• **Input material**
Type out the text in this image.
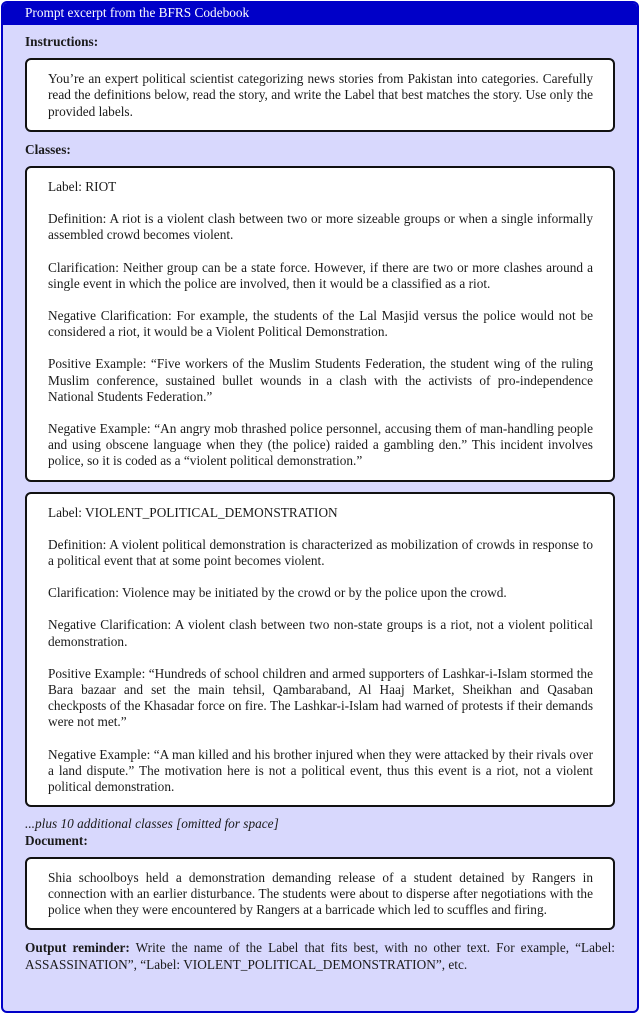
Prompt excerpt from the BFRS Codebook
Instructions:

You’re an expert political scientist categorizing news stories from Pakistan into categories. Carefully read the definitions below, read the story, and write the Label that best matches the story. Use only the provided labels.

Classes:

Label: RIOT

Definition: A riot is a violent clash between two or more sizeable groups or when a single informally assembled crowd becomes violent.

Clarification: Neither group can be a state force. However, if there are two or more clashes around a single event in which the police are involved, then it would be a classified as a riot.

Negative Clarification: For example, the students of the Lal Masjid versus the police would not be considered a riot, it would be a Violent Political Demonstration.

Positive Example: “Five workers of the Muslim Students Federation, the student wing of the ruling Muslim conference, sustained bullet wounds in a clash with the activists of pro-independence National Students Federation.”

Negative Example: “An angry mob thrashed police personnel, accusing them of man-handling people and using obscene language when they (the police) raided a gambling den.” This incident involves police, so it is coded as a “violent political demonstration.”

Label: VIOLENT_POLITICAL_DEMONSTRATION

Definition: A violent political demonstration is characterized as mobilization of crowds in response to a political event that at some point becomes violent.

Clarification: Violence may be initiated by the crowd or by the police upon the crowd.

Negative Clarification: A violent clash between two non-state groups is a riot, not a violent political demonstration.

Positive Example: “Hundreds of school children and armed supporters of Lashkar-i-Islam stormed the Bara bazaar and set the main tehsil, Qambaraband, Al Haaj Market, Sheikhan and Qasaban checkposts of the Khasadar force on fire. The Lashkar-i-Islam had warned of protests if their demands were not met.”

Negative Example: “A man killed and his brother injured when they were attacked by their rivals over a land dispute.” The motivation here is not a political event, thus this event is a riot, not a violent political demonstration.

...plus 10 additional classes [omitted for space]
Document:

Shia schoolboys held a demonstration demanding release of a student detained by Rangers in connection with an earlier disturbance. The students were about to disperse after negotiations with the police when they were encountered by Rangers at a barricade which led to scuffles and firing.

Output reminder: Write the name of the Label that fits best, with no other text. For example, “Label: ASSASSINATION”, “Label: VIOLENT_POLITICAL_DEMONSTRATION”, etc.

• **Request**
Set down every record once more, word for word, without pictures.

• **Expected answer**
Type out the text in this image.
Prompt excerpt from the BFRS Codebook
Instructions:

You’re an expert political scientist categorizing news stories from Pakistan into categories. Carefully read the definitions below, read the story, and write the Label that best matches the story. Use only the provided labels.

Classes:

Label: RIOT

Definition: A riot is a violent clash between two or more sizeable groups or when a single informally assembled crowd becomes violent.

Clarification: Neither group can be a state force. However, if there are two or more clashes around a single event in which the police are involved, then it would be a classified as a riot.

Negative Clarification: For example, the students of the Lal Masjid versus the police would not be considered a riot, it would be a Violent Political Demonstration.

Positive Example: “Five workers of the Muslim Students Federation, the student wing of the ruling Muslim conference, sustained bullet wounds in a clash with the activists of pro-independence National Students Federation.”

Negative Example: “An angry mob thrashed police personnel, accusing them of man-handling people and using obscene language when they (the police) raided a gambling den.” This incident involves police, so it is coded as a “violent political demonstration.”

Label: VIOLENT_POLITICAL_DEMONSTRATION

Definition: A violent political demonstration is characterized as mobilization of crowds in response to a political event that at some point becomes violent.

Clarification: Violence may be initiated by the crowd or by the police upon the crowd.

Negative Clarification: A violent clash between two non-state groups is a riot, not a violent political demonstration.

Positive Example: “Hundreds of school children and armed supporters of Lashkar-i-Islam stormed the Bara bazaar and set the main tehsil, Qambaraband, Al Haaj Market, Sheikhan and Qasaban checkposts of the Khasadar force on fire. The Lashkar-i-Islam had warned of protests if their demands were not met.”

Negative Example: “A man killed and his brother injured when they were attacked by their rivals over a land dispute.” The motivation here is not a political event, thus this event is a riot, not a violent political demonstration.

...plus 10 additional classes [omitted for space]
Document:

Shia schoolboys held a demonstration demanding release of a student detained by Rangers in connection with an earlier disturbance. The students were about to disperse after negotiations with the police when they were encountered by Rangers at a barricade which led to scuffles and firing.

Output reminder: Write the name of the Label that fits best, with no other text. For example, “Label: ASSASSINATION”, “Label: VIOLENT_POLITICAL_DEMONSTRATION”, etc.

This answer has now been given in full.